## START

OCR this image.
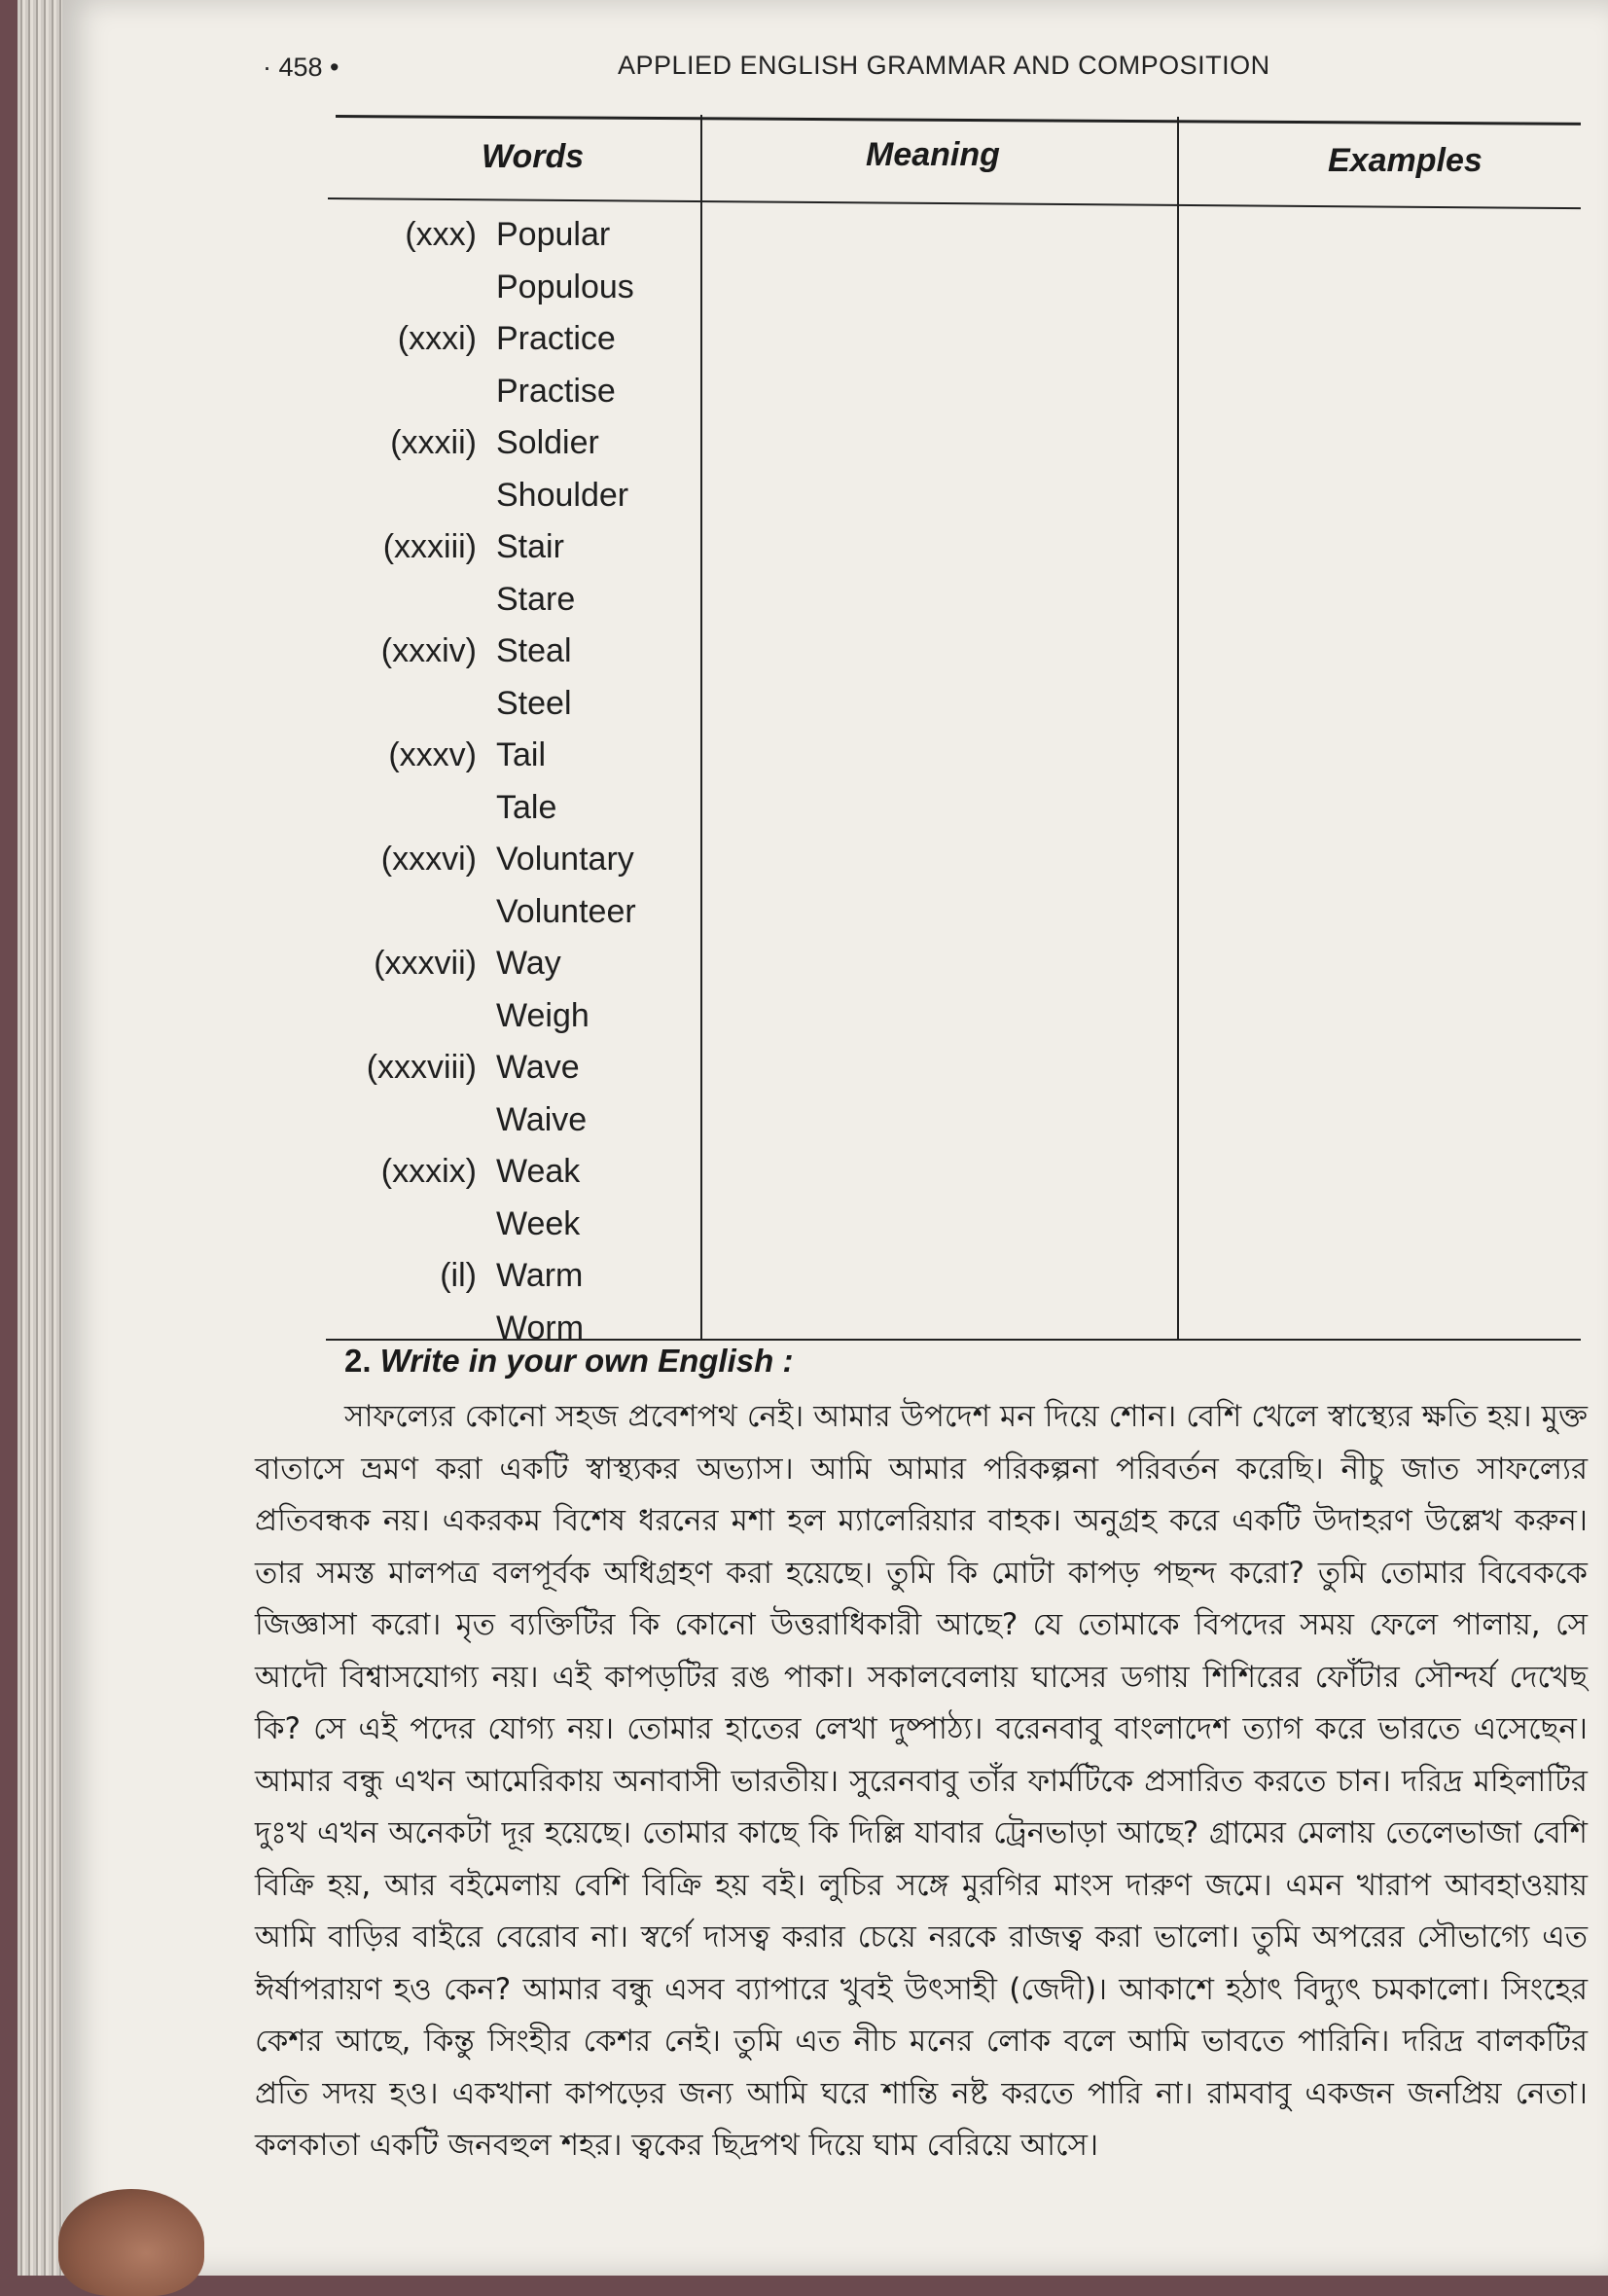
· 458 •	APPLIED ENGLISH GRAMMAR AND COMPOSITION
Words	Meaning	Examples
(xxx) Popular
Populous
(xxxi) Practice
Practise
(xxxii) Soldier
Shoulder
(xxxiii) Stair
Stare
(xxxiv) Steal
Steel
(xxxv) Tail
Tale
(xxxvi) Voluntary
Volunteer
(xxxvii) Way
Weigh
(xxxviii) Wave
Waive
(xxxix) Weak
Week
(il) Warm
Worm
2. Write in your own English :

সাফল্যের কোনো সহজ প্রবেশপথ নেই। আমার উপদেশ মন দিয়ে শোন। বেশি খেলে স্বাস্থ্যের ক্ষতি হয়। মুক্ত বাতাসে ভ্রমণ করা একটি স্বাস্থ্যকর অভ্যাস। আমি আমার পরিকল্পনা পরিবর্তন করেছি। নীচু জাত সাফল্যের প্রতিবন্ধক নয়। একরকম বিশেষ ধরনের মশা হল ম্যালেরিয়ার বাহক। অনুগ্রহ করে একটি উদাহরণ উল্লেখ করুন। তার সমস্ত মালপত্র বলপূর্বক অধিগ্রহণ করা হয়েছে। তুমি কি মোটা কাপড় পছন্দ করো? তুমি তোমার বিবেককে জিজ্ঞাসা করো। মৃত ব্যক্তিটির কি কোনো উত্তরাধিকারী আছে? যে তোমাকে বিপদের সময় ফেলে পালায়, সে আদৌ বিশ্বাসযোগ্য নয়। এই কাপড়টির রঙ পাকা। সকালবেলায় ঘাসের ডগায় শিশিরের ফোঁটার সৌন্দর্য দেখেছ কি? সে এই পদের যোগ্য নয়। তোমার হাতের লেখা দুষ্পাঠ্য। বরেনবাবু বাংলাদেশ ত্যাগ করে ভারতে এসেছেন। আমার বন্ধু এখন আমেরিকায় অনাবাসী ভারতীয়। সুরেনবাবু তাঁর ফার্মটিকে প্রসারিত করতে চান। দরিদ্র মহিলাটির দুঃখ এখন অনেকটা দূর হয়েছে। তোমার কাছে কি দিল্লি যাবার ট্রেনভাড়া আছে? গ্রামের মেলায় তেলেভাজা বেশি বিক্রি হয়, আর বইমেলায় বেশি বিক্রি হয় বই। লুচির সঙ্গে মুরগির মাংস দারুণ জমে। এমন খারাপ আবহাওয়ায় আমি বাড়ির বাইরে বেরোব না। স্বর্গে দাসত্ব করার চেয়ে নরকে রাজত্ব করা ভালো। তুমি অপরের সৌভাগ্যে এত ঈর্ষাপরায়ণ হও কেন? আমার বন্ধু এসব ব্যাপারে খুবই উৎসাহী (জেদী)। আকাশে হঠাৎ বিদ্যুৎ চমকালো। সিংহের কেশর আছে, কিন্তু সিংহীর কেশর নেই। তুমি এত নীচ মনের লোক বলে আমি ভাবতে পারিনি। দরিদ্র বালকটির প্রতি সদয় হও। একখানা কাপড়ের জন্য আমি ঘরে শান্তি নষ্ট করতে পারি না। রামবাবু একজন জনপ্রিয় নেতা। কলকাতা একটি জনবহুল শহর। ত্বকের ছিদ্রপথ দিয়ে ঘাম বেরিয়ে আসে।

## END

YOUR OBJECTIVE: Output every entry word for word, but omit the pictures.

FULL SOLUTION:
OCR this image.
· 458 •	APPLIED ENGLISH GRAMMAR AND COMPOSITION
Words	Meaning	Examples
(xxx) Popular
Populous
(xxxi) Practice
Practise
(xxxii) Soldier
Shoulder
(xxxiii) Stair
Stare
(xxxiv) Steal
Steel
(xxxv) Tail
Tale
(xxxvi) Voluntary
Volunteer
(xxxvii) Way
Weigh
(xxxviii) Wave
Waive
(xxxix) Weak
Week
(il) Warm
Worm
2. Write in your own English :

সাফল্যের কোনো সহজ প্রবেশপথ নেই। আমার উপদেশ মন দিয়ে শোন। বেশি খেলে স্বাস্থ্যের ক্ষতি হয়। মুক্ত বাতাসে ভ্রমণ করা একটি স্বাস্থ্যকর অভ্যাস। আমি আমার পরিকল্পনা পরিবর্তন করেছি। নীচু জাত সাফল্যের প্রতিবন্ধক নয়। একরকম বিশেষ ধরনের মশা হল ম্যালেরিয়ার বাহক। অনুগ্রহ করে একটি উদাহরণ উল্লেখ করুন। তার সমস্ত মালপত্র বলপূর্বক অধিগ্রহণ করা হয়েছে। তুমি কি মোটা কাপড় পছন্দ করো? তুমি তোমার বিবেককে জিজ্ঞাসা করো। মৃত ব্যক্তিটির কি কোনো উত্তরাধিকারী আছে? যে তোমাকে বিপদের সময় ফেলে পালায়, সে আদৌ বিশ্বাসযোগ্য নয়। এই কাপড়টির রঙ পাকা। সকালবেলায় ঘাসের ডগায় শিশিরের ফোঁটার সৌন্দর্য দেখেছ কি? সে এই পদের যোগ্য নয়। তোমার হাতের লেখা দুষ্পাঠ্য। বরেনবাবু বাংলাদেশ ত্যাগ করে ভারতে এসেছেন। আমার বন্ধু এখন আমেরিকায় অনাবাসী ভারতীয়। সুরেনবাবু তাঁর ফার্মটিকে প্রসারিত করতে চান। দরিদ্র মহিলাটির দুঃখ এখন অনেকটা দূর হয়েছে। তোমার কাছে কি দিল্লি যাবার ট্রেনভাড়া আছে? গ্রামের মেলায় তেলেভাজা বেশি বিক্রি হয়, আর বইমেলায় বেশি বিক্রি হয় বই। লুচির সঙ্গে মুরগির মাংস দারুণ জমে। এমন খারাপ আবহাওয়ায় আমি বাড়ির বাইরে বেরোব না। স্বর্গে দাসত্ব করার চেয়ে নরকে রাজত্ব করা ভালো। তুমি অপরের সৌভাগ্যে এত ঈর্ষাপরায়ণ হও কেন? আমার বন্ধু এসব ব্যাপারে খুবই উৎসাহী (জেদী)। আকাশে হঠাৎ বিদ্যুৎ চমকালো। সিংহের কেশর আছে, কিন্তু সিংহীর কেশর নেই। তুমি এত নীচ মনের লোক বলে আমি ভাবতে পারিনি। দরিদ্র বালকটির প্রতি সদয় হও। একখানা কাপড়ের জন্য আমি ঘরে শান্তি নষ্ট করতে পারি না। রামবাবু একজন জনপ্রিয় নেতা। কলকাতা একটি জনবহুল শহর। ত্বকের ছিদ্রপথ দিয়ে ঘাম বেরিয়ে আসে।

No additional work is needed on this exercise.